PROMPT: Copy out each line of the material in which the word "FTime" appears.

# # #

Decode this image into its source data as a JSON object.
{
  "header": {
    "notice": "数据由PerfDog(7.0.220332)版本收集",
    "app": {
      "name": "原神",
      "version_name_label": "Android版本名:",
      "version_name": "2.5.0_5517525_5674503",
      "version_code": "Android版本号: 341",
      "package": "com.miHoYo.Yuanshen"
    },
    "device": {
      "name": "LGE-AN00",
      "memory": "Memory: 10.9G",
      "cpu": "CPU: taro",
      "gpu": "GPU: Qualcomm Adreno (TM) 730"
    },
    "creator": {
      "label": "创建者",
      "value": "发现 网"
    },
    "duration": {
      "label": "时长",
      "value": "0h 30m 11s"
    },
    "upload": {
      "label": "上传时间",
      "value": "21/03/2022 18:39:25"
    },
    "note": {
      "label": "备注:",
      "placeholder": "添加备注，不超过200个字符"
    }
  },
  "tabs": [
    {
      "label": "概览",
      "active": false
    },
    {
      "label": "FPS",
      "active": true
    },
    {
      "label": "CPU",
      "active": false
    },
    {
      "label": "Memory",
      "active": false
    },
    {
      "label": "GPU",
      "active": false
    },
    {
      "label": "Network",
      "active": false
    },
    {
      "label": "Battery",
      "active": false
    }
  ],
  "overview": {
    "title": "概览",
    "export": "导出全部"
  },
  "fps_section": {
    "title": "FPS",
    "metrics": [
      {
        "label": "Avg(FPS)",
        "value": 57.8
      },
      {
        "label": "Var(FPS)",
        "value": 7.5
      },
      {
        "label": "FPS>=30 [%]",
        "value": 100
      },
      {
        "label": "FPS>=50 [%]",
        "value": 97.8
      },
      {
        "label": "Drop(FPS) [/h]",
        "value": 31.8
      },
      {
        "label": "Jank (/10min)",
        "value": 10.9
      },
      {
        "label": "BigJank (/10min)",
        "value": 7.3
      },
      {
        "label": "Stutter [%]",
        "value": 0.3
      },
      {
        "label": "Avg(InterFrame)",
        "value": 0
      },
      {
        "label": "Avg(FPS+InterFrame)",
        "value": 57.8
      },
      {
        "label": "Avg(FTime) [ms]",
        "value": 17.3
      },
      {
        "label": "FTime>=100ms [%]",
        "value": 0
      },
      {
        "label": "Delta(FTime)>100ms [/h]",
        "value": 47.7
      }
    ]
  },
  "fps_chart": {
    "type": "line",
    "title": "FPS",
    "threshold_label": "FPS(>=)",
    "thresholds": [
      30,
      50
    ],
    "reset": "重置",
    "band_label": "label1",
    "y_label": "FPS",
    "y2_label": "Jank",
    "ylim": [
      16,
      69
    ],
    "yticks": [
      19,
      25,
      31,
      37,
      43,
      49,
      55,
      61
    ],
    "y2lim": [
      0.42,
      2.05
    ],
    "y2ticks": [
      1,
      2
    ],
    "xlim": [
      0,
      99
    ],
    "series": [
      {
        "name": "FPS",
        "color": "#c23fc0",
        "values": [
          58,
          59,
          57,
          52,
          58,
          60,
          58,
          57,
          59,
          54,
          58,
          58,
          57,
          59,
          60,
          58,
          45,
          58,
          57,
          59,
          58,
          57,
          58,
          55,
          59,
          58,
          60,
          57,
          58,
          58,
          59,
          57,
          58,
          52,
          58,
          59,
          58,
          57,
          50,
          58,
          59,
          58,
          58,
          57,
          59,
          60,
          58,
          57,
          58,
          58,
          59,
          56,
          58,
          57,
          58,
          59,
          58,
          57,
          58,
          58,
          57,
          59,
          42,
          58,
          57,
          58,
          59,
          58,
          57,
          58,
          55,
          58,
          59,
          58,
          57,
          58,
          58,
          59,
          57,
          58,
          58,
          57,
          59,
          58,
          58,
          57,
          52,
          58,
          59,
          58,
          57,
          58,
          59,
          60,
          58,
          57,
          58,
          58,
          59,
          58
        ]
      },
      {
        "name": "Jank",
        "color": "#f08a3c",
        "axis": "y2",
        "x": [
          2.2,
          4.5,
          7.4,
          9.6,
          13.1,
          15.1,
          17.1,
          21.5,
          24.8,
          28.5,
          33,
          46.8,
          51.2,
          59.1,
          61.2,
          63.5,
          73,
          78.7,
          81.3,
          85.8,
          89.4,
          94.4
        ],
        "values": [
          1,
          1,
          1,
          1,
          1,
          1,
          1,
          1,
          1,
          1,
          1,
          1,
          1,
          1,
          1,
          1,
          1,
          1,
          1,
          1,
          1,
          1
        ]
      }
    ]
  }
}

# # #

TASK RESPONSE:
        "label": "Avg(FTime) [ms]",
        "label": "FTime>=100ms [%]",
        "label": "Delta(FTime)>100ms [/h]",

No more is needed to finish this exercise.